§ GOAL:
Gather all lines with "оренду" from the records.
^^^^
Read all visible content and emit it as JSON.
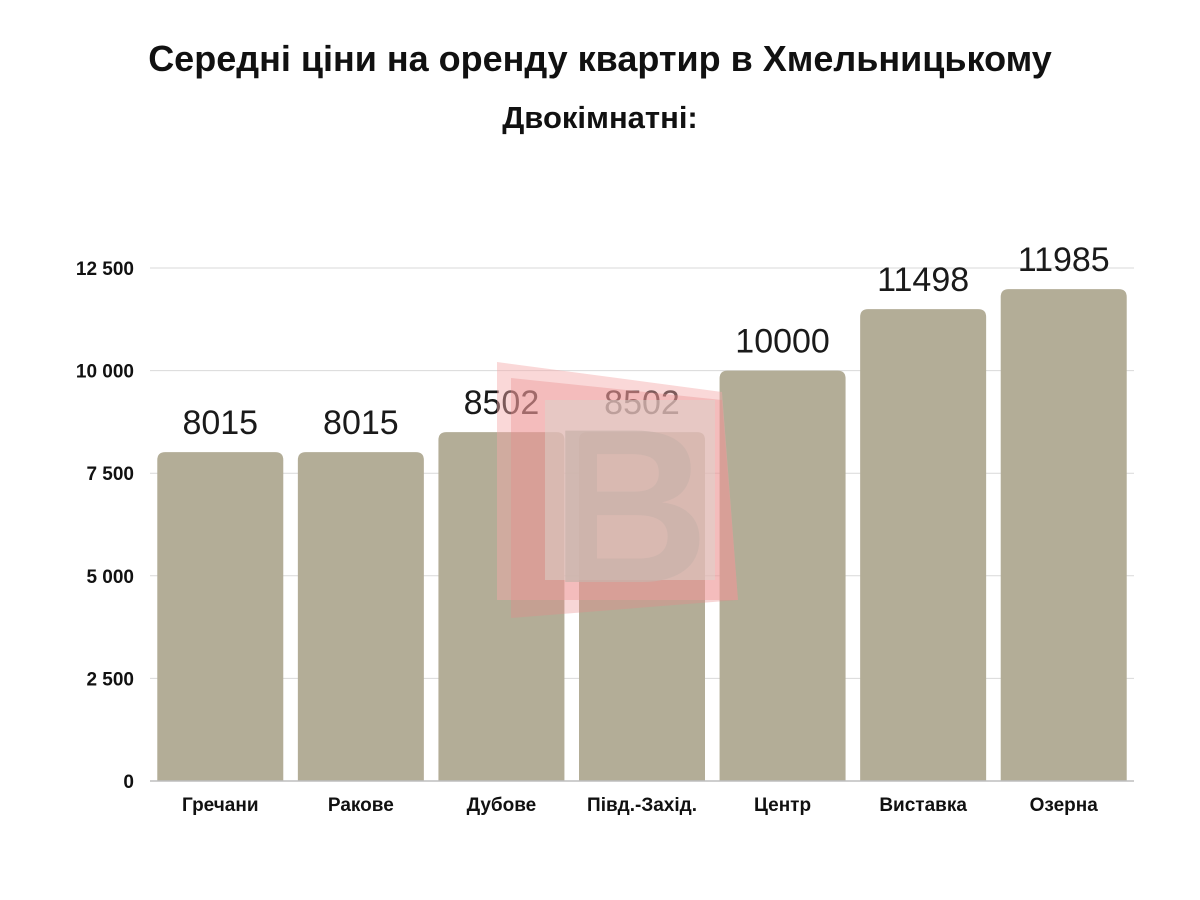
{
  "title": "Середні ціни на оренду квартир в Хмельницькому",
  "subtitle": "Двокімнатні:",
  "chart_data": {
    "type": "bar",
    "title": "Середні ціни на оренду квартир в Хмельницькому",
    "subtitle": "Двокімнатні:",
    "categories": [
      "Гречани",
      "Ракове",
      "Дубове",
      "Півд.-Захід.",
      "Центр",
      "Виставка",
      "Озерна"
    ],
    "values": [
      8015,
      8015,
      8502,
      8502,
      10000,
      11498,
      11985
    ],
    "data_labels": [
      "8015",
      "8015",
      "8502",
      "8502",
      "10000",
      "11498",
      "11985"
    ],
    "yticks": [
      0,
      2500,
      5000,
      7500,
      10000,
      12500
    ],
    "ytick_labels": [
      "0",
      "2 500",
      "5 000",
      "7 500",
      "10 000",
      "12 500"
    ],
    "ylim": [
      0,
      12500
    ],
    "xlabel": "",
    "ylabel": "",
    "grid": true,
    "bar_color": "#b3ad97",
    "grid_color": "#d9d9d9",
    "watermark": "В"
  }
}
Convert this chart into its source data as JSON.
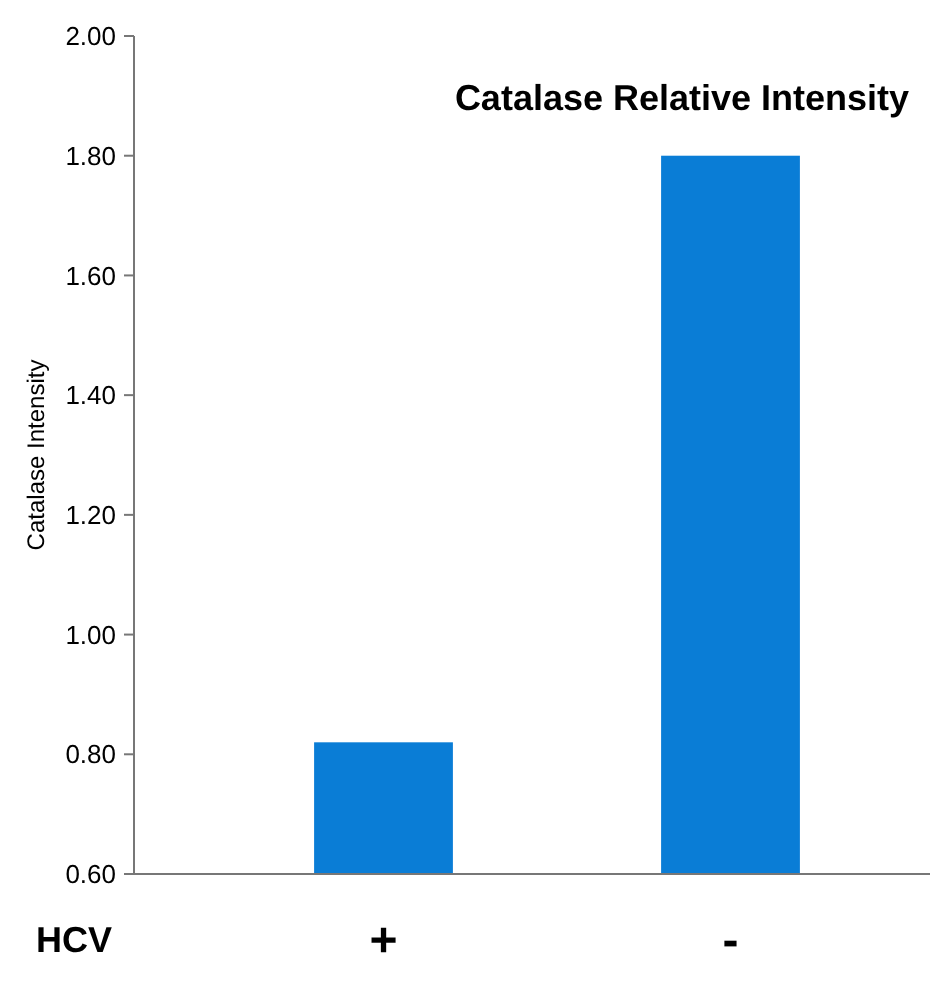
^^^^
§ SOLUTION TO THIS EXERCISE:
  "title": "Середні ціни на оренду квартир в Хмельницькому",
    "title": "Середні ціни на оренду квартир в Хмельницькому",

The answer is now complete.